**Data listing**
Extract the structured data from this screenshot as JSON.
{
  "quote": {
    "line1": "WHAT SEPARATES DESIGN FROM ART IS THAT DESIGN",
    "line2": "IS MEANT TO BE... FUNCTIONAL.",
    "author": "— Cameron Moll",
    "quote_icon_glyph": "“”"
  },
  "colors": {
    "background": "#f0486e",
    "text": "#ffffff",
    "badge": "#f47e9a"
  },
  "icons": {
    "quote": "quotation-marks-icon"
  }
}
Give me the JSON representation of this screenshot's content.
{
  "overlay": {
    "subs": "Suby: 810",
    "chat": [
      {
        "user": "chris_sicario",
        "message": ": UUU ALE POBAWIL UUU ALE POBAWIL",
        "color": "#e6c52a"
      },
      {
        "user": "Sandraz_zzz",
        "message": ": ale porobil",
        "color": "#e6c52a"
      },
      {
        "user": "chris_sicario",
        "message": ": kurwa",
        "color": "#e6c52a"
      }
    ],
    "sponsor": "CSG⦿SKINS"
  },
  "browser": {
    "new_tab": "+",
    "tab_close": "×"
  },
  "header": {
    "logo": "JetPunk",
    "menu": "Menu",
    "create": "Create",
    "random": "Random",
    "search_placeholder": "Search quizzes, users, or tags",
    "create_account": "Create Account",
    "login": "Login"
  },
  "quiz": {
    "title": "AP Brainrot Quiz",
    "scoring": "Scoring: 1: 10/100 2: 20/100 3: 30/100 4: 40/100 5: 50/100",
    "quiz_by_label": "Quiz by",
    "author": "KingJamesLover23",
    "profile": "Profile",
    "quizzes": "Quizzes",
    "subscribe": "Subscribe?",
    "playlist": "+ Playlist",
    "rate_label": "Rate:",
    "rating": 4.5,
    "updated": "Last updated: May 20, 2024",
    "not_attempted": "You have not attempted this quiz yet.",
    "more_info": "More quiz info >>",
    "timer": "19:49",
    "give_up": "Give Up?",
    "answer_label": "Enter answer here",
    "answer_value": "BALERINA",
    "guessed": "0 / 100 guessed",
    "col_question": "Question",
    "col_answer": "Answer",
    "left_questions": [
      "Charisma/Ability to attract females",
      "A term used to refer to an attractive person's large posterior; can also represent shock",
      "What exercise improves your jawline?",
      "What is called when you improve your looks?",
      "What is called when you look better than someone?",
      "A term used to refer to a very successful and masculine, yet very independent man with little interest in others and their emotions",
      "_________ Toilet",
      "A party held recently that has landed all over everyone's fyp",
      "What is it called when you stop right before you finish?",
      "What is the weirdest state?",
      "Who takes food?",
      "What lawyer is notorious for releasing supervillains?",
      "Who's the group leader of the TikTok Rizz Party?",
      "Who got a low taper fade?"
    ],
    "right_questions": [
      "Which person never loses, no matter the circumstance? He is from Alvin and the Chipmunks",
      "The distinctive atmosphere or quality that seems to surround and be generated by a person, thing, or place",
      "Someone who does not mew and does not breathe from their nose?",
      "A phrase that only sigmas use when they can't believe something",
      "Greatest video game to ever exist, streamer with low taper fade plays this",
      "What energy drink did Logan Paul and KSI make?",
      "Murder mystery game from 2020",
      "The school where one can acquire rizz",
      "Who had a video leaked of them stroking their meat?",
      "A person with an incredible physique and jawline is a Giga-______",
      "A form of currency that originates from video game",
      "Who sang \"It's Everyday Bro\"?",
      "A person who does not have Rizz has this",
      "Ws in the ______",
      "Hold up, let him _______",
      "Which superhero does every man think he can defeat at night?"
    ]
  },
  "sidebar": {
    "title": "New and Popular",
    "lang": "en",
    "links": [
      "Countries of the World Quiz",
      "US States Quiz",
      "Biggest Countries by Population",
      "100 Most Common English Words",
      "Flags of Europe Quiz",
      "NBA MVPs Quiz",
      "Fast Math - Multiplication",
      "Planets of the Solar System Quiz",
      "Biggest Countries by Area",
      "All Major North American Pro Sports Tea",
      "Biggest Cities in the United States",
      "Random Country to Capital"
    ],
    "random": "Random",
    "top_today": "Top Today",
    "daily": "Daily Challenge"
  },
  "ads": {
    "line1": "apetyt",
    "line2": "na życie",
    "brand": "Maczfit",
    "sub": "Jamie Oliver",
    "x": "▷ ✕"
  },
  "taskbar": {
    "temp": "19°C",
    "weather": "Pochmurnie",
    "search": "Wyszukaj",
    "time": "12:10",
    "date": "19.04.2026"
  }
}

**Problem to work on**
Looking at the entries above, how many lines contain the word "have"? Answer with the number alone.

**Correct output**
2